TASK DETAILS: All material below is to be reproduced exactly.

--- start DATA ROWS ---

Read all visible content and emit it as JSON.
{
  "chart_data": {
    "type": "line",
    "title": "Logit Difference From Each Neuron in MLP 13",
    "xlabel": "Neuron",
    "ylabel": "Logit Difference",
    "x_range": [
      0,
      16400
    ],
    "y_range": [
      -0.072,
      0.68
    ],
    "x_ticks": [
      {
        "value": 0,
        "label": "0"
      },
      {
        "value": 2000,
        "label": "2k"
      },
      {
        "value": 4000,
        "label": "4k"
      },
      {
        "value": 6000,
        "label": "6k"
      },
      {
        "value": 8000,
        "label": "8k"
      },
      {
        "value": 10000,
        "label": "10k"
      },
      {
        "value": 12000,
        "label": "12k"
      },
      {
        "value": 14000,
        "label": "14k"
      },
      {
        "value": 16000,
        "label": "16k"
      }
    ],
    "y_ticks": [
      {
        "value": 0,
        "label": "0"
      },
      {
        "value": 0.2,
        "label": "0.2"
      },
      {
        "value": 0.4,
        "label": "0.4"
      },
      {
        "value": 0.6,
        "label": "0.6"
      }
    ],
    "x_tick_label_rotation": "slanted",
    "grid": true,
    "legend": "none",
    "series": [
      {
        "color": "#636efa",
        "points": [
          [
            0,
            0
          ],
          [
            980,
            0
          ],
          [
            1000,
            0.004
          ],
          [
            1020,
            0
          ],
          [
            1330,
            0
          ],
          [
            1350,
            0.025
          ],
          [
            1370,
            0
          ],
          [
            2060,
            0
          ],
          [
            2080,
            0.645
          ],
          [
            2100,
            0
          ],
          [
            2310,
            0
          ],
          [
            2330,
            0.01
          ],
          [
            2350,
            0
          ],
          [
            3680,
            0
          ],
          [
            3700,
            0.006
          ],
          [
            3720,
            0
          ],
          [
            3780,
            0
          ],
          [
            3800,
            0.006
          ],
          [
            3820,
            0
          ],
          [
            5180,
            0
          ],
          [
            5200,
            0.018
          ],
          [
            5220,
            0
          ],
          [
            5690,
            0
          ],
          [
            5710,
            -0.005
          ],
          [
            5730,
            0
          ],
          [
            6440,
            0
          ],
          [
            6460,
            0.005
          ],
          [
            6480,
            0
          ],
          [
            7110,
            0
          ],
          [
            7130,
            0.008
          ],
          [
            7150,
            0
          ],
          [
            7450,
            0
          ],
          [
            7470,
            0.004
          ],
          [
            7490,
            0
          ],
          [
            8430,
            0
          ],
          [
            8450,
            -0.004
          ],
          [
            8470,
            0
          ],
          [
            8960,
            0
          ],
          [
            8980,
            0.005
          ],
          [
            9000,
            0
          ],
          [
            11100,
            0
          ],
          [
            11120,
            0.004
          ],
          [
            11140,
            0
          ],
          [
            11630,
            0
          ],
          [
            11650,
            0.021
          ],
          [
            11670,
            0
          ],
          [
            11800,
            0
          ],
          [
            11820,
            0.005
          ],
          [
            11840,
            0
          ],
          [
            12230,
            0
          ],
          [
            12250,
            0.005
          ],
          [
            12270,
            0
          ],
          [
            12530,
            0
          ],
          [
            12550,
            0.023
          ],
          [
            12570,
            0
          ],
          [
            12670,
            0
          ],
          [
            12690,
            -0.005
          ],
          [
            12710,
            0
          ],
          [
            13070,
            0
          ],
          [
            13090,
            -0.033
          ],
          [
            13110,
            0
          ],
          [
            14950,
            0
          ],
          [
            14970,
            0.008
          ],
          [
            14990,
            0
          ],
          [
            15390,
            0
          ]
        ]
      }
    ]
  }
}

--- end DATA ROWS ---

SOLUTION TO THIS EXERCISE:
Read all visible content and emit it as JSON.
{
  "chart_data": {
    "type": "line",
    "title": "Logit Difference From Each Neuron in MLP 13",
    "xlabel": "Neuron",
    "ylabel": "Logit Difference",
    "x_range": [
      0,
      16400
    ],
    "y_range": [
      -0.072,
      0.68
    ],
    "x_ticks": [
      {
        "value": 0,
        "label": "0"
      },
      {
        "value": 2000,
        "label": "2k"
      },
      {
        "value": 4000,
        "label": "4k"
      },
      {
        "value": 6000,
        "label": "6k"
      },
      {
        "value": 8000,
        "label": "8k"
      },
      {
        "value": 10000,
        "label": "10k"
      },
      {
        "value": 12000,
        "label": "12k"
      },
      {
        "value": 14000,
        "label": "14k"
      },
      {
        "value": 16000,
        "label": "16k"
      }
    ],
    "y_ticks": [
      {
        "value": 0,
        "label": "0"
      },
      {
        "value": 0.2,
        "label": "0.2"
      },
      {
        "value": 0.4,
        "label": "0.4"
      },
      {
        "value": 0.6,
        "label": "0.6"
      }
    ],
    "x_tick_label_rotation": "slanted",
    "grid": true,
    "legend": "none",
    "series": [
      {
        "color": "#636efa",
        "points": [
          [
            0,
            0
          ],
          [
            980,
            0
          ],
          [
            1000,
            0.004
          ],
          [
            1020,
            0
          ],
          [
            1330,
            0
          ],
          [
            1350,
            0.025
          ],
          [
            1370,
            0
          ],
          [
            2060,
            0
          ],
          [
            2080,
            0.645
          ],
          [
            2100,
            0
          ],
          [
            2310,
            0
          ],
          [
            2330,
            0.01
          ],
          [
            2350,
            0
          ],
          [
            3680,
            0
          ],
          [
            3700,
            0.006
          ],
          [
            3720,
            0
          ],
          [
            3780,
            0
          ],
          [
            3800,
            0.006
          ],
          [
            3820,
            0
          ],
          [
            5180,
            0
          ],
          [
            5200,
            0.018
          ],
          [
            5220,
            0
          ],
          [
            5690,
            0
          ],
          [
            5710,
            -0.005
          ],
          [
            5730,
            0
          ],
          [
            6440,
            0
          ],
          [
            6460,
            0.005
          ],
          [
            6480,
            0
          ],
          [
            7110,
            0
          ],
          [
            7130,
            0.008
          ],
          [
            7150,
            0
          ],
          [
            7450,
            0
          ],
          [
            7470,
            0.004
          ],
          [
            7490,
            0
          ],
          [
            8430,
            0
          ],
          [
            8450,
            -0.004
          ],
          [
            8470,
            0
          ],
          [
            8960,
            0
          ],
          [
            8980,
            0.005
          ],
          [
            9000,
            0
          ],
          [
            11100,
            0
          ],
          [
            11120,
            0.004
          ],
          [
            11140,
            0
          ],
          [
            11630,
            0
          ],
          [
            11650,
            0.021
          ],
          [
            11670,
            0
          ],
          [
            11800,
            0
          ],
          [
            11820,
            0.005
          ],
          [
            11840,
            0
          ],
          [
            12230,
            0
          ],
          [
            12250,
            0.005
          ],
          [
            12270,
            0
          ],
          [
            12530,
            0
          ],
          [
            12550,
            0.023
          ],
          [
            12570,
            0
          ],
          [
            12670,
            0
          ],
          [
            12690,
            -0.005
          ],
          [
            12710,
            0
          ],
          [
            13070,
            0
          ],
          [
            13090,
            -0.033
          ],
          [
            13110,
            0
          ],
          [
            14950,
            0
          ],
          [
            14970,
            0.008
          ],
          [
            14990,
            0
          ],
          [
            15390,
            0
          ]
        ]
      }
    ]
  }
}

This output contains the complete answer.